▶ _WHAT THIS TASK INVOLVES_
Report the number of lines that hold the string "triangle". Leave out any other text.

(Structured figure records)
_ _ _
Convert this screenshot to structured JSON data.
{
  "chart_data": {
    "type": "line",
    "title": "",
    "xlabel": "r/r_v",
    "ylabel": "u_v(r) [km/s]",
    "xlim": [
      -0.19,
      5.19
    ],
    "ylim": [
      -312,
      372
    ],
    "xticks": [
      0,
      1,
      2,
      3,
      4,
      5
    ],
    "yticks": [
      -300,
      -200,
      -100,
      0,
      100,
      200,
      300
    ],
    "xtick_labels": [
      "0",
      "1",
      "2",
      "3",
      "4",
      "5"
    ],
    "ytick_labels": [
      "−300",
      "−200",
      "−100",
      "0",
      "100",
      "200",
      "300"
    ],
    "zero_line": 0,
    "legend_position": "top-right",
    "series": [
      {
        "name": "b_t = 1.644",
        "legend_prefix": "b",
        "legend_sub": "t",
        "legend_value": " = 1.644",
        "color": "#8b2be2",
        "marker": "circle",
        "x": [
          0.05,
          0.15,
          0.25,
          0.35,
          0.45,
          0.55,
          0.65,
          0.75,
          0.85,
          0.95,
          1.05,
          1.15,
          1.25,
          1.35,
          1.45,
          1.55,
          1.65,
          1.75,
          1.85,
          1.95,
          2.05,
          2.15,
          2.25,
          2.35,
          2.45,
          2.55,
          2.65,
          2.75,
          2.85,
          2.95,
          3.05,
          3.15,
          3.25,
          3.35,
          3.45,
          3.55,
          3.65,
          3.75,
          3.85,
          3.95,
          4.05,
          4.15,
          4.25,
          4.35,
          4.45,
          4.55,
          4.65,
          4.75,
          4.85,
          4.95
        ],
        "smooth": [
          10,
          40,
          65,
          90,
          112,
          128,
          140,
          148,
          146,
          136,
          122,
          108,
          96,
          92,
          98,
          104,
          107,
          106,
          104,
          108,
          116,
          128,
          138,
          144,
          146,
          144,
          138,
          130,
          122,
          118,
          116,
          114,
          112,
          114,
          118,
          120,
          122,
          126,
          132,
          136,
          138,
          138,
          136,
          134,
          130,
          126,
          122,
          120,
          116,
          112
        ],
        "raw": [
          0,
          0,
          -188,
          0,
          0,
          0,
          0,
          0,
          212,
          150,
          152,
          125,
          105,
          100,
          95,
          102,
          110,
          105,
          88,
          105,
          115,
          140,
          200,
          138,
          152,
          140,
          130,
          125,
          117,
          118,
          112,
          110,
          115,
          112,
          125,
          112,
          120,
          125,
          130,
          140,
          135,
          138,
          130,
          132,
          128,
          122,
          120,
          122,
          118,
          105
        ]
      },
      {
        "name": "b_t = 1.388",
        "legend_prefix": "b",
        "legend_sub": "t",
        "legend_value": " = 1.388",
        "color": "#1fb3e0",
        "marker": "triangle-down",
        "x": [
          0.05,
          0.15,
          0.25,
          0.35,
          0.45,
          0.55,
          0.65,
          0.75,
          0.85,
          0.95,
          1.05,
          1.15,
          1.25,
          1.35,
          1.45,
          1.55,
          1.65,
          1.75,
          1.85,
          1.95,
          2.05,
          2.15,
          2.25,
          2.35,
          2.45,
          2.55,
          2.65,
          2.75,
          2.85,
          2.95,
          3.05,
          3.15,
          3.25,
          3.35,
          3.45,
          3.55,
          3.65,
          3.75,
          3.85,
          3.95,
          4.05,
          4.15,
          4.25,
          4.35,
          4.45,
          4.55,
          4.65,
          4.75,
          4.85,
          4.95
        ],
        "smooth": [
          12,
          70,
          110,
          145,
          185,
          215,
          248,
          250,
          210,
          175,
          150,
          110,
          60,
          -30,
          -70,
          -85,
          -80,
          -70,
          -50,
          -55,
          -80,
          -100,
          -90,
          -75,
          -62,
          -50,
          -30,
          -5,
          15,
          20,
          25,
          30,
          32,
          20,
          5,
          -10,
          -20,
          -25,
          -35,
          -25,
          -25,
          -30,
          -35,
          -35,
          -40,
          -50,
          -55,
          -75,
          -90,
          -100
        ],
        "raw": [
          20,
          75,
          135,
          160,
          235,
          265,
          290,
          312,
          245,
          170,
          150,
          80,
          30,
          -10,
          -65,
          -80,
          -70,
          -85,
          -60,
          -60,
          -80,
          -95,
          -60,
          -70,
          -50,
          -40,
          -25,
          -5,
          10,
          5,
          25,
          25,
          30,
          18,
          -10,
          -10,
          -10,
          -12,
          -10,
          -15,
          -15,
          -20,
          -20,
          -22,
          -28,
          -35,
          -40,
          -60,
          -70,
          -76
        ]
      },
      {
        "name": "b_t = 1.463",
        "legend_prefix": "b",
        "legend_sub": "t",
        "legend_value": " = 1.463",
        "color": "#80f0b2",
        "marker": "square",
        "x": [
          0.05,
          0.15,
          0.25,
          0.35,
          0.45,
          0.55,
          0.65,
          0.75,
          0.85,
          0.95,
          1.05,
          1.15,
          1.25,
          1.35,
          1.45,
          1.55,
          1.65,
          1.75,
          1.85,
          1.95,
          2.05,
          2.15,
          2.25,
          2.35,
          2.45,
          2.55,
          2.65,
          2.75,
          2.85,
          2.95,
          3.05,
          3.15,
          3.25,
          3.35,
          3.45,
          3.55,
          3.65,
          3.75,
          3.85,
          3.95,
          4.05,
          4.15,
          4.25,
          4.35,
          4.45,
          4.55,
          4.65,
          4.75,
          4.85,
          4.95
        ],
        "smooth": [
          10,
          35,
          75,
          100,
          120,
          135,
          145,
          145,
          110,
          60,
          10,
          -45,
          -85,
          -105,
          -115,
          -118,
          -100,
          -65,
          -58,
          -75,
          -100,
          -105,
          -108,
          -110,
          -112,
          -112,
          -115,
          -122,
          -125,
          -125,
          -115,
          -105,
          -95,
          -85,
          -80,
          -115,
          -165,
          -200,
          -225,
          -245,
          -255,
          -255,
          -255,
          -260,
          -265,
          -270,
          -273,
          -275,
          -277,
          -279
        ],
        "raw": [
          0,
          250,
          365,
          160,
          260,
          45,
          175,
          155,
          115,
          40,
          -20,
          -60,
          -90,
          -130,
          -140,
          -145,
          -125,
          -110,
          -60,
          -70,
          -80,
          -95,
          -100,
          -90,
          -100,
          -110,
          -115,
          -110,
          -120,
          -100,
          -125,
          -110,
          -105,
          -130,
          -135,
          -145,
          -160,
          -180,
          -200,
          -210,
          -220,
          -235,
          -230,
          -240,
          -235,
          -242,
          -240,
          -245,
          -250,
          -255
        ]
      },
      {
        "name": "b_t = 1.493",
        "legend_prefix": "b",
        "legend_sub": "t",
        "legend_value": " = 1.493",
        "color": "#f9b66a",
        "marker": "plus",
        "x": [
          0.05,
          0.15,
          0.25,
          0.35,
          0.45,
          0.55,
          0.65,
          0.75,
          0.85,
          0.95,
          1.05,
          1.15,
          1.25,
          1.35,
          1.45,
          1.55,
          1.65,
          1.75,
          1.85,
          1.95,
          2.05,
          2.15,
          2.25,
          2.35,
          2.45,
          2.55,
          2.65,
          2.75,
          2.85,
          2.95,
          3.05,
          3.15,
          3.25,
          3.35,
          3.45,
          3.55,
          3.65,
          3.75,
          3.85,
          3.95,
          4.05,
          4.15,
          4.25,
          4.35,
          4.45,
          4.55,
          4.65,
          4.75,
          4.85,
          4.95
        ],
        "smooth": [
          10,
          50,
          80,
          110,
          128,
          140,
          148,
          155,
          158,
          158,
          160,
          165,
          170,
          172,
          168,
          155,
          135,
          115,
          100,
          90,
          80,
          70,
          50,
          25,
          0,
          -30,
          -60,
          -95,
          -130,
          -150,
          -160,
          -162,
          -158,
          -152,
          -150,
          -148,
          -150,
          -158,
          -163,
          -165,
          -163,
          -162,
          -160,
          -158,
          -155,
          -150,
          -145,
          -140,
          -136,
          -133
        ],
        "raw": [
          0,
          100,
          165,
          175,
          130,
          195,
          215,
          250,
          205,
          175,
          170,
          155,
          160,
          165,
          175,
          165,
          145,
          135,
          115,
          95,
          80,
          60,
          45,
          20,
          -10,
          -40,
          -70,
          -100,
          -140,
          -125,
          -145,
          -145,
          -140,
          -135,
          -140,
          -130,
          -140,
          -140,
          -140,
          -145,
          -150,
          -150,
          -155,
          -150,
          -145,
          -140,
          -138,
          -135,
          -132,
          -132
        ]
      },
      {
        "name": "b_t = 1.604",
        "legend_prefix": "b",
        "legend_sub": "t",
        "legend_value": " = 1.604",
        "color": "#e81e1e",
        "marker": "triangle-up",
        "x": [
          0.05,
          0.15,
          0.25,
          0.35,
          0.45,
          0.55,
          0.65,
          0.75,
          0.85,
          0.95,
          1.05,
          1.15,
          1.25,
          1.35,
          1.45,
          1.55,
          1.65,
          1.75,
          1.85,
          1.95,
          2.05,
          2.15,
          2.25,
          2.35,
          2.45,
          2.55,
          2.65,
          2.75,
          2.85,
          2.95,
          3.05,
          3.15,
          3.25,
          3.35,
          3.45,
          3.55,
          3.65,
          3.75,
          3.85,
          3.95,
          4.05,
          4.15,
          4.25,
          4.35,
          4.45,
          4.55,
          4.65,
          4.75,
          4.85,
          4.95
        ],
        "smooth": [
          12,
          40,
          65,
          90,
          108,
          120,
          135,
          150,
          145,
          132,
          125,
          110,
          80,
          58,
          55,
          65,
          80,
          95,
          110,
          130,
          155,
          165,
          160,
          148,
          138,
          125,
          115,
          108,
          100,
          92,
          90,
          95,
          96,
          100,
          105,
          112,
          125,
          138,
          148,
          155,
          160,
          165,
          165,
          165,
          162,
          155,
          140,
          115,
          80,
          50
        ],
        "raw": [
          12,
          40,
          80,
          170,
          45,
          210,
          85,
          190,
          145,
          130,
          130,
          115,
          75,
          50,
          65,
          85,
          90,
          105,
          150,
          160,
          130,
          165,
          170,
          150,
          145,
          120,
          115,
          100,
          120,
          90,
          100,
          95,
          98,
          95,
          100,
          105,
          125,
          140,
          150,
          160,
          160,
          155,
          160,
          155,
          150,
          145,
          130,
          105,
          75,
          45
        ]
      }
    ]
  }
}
_ _ _
▶ _WRITTEN SOLUTION_
2